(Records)
########

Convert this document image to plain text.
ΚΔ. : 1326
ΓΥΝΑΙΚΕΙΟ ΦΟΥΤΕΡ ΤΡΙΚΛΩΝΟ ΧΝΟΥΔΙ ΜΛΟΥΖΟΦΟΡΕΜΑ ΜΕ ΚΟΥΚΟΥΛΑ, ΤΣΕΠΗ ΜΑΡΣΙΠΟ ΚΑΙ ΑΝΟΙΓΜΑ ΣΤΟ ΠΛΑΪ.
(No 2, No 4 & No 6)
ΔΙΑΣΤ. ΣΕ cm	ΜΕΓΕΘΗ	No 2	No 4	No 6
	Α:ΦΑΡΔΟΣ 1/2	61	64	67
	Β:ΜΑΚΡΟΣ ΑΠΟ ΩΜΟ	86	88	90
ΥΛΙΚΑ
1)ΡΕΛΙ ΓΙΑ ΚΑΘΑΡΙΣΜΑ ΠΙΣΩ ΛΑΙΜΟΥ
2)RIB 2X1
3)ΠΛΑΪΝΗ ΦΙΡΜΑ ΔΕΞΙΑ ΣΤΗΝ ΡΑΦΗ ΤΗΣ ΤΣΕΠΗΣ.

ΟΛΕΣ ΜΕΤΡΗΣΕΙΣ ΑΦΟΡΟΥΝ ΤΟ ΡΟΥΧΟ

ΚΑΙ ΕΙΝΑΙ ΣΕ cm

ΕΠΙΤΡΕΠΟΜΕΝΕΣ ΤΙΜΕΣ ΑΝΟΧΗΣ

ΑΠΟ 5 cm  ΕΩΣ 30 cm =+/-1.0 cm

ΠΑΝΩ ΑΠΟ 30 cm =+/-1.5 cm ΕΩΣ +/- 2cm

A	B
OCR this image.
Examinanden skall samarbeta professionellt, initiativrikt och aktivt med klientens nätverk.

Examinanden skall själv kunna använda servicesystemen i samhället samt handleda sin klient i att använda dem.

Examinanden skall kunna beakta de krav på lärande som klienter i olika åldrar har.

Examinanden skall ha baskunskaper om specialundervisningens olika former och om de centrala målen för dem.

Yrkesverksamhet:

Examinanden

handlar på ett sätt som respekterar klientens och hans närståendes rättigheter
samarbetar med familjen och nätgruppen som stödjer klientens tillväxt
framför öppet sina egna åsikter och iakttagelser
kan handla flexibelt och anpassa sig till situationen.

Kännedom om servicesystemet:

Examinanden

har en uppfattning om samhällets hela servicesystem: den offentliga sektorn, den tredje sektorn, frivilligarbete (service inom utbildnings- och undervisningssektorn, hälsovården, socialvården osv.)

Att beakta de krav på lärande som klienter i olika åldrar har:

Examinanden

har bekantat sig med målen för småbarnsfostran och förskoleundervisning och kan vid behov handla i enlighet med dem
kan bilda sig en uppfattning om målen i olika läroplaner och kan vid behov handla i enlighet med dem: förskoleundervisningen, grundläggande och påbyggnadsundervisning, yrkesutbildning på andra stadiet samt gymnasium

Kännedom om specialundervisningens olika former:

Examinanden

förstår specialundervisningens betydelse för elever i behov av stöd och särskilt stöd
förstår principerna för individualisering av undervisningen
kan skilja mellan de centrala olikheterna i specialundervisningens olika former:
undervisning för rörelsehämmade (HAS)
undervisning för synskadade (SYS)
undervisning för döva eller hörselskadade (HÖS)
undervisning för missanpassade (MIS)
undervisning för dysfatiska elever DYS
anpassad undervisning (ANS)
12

########

Goal:
Where a line of the entries contains the word "samt", copy that line.

Correct output:
Examinanden skall själv kunna använda servicesystemen i samhället samt handleda sin klient i att använda dem.
kan bilda sig en uppfattning om målen i olika läroplaner och kan vid behov handla i enlighet med dem: förskoleundervisningen, grundläggande och påbyggnadsundervisning, yrkesutbildning på andra stadiet samt gymnasium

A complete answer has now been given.